**Do this**
Report how many lines of these entries hold the string "Bootstrap"; reply with the number alone.

**Available data**
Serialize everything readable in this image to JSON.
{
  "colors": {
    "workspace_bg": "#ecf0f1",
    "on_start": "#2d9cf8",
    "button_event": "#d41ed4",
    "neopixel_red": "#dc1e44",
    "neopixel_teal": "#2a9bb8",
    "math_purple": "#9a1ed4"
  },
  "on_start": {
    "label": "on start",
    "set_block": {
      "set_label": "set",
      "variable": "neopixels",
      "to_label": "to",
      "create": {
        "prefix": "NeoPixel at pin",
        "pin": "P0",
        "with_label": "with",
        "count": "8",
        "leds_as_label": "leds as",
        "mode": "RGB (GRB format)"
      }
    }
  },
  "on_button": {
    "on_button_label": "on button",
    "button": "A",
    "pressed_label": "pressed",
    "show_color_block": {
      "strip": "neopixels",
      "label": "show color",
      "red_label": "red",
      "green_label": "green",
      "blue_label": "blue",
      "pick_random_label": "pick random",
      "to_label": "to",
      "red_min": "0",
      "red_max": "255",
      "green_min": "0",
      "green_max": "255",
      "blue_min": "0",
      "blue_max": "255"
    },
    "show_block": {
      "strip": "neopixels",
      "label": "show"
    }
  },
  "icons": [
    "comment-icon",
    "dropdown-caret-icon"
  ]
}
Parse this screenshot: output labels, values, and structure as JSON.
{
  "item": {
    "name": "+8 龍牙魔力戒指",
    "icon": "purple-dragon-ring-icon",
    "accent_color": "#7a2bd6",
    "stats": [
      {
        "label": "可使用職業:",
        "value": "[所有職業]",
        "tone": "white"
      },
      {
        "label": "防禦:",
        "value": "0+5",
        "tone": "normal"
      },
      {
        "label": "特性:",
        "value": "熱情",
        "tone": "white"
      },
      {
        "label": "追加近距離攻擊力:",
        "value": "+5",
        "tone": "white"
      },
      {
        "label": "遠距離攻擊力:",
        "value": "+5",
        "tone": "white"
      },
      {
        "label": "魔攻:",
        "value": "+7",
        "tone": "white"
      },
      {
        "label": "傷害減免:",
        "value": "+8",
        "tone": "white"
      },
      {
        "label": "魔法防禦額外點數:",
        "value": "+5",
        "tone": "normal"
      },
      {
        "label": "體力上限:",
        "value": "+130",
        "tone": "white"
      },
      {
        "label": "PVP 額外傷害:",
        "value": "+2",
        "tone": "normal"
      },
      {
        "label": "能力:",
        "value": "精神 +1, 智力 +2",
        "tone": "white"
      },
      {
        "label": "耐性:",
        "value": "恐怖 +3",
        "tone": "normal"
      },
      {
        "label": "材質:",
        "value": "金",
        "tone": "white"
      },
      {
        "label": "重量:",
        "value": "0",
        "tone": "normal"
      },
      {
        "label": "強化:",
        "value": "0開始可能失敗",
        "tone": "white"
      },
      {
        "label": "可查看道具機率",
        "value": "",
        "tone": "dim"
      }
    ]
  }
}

* * *

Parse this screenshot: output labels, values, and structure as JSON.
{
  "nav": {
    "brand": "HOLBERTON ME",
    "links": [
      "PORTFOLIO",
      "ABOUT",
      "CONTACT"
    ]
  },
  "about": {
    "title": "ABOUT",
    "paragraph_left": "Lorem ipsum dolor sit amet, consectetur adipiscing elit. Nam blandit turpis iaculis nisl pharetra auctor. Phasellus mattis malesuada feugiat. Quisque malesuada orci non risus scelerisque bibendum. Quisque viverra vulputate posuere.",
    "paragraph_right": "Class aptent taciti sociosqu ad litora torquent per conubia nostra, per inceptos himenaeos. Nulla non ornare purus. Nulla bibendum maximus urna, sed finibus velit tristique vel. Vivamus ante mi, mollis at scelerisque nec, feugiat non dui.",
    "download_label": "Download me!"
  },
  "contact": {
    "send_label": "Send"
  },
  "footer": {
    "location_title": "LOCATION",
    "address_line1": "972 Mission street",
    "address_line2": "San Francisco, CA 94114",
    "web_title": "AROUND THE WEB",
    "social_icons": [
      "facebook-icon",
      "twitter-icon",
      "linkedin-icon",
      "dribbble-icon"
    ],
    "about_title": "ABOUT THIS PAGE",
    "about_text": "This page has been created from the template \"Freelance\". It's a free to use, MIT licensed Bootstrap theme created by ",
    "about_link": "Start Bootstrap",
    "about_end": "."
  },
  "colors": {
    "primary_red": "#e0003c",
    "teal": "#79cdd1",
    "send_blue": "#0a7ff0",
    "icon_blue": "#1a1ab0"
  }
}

**Correct output**
2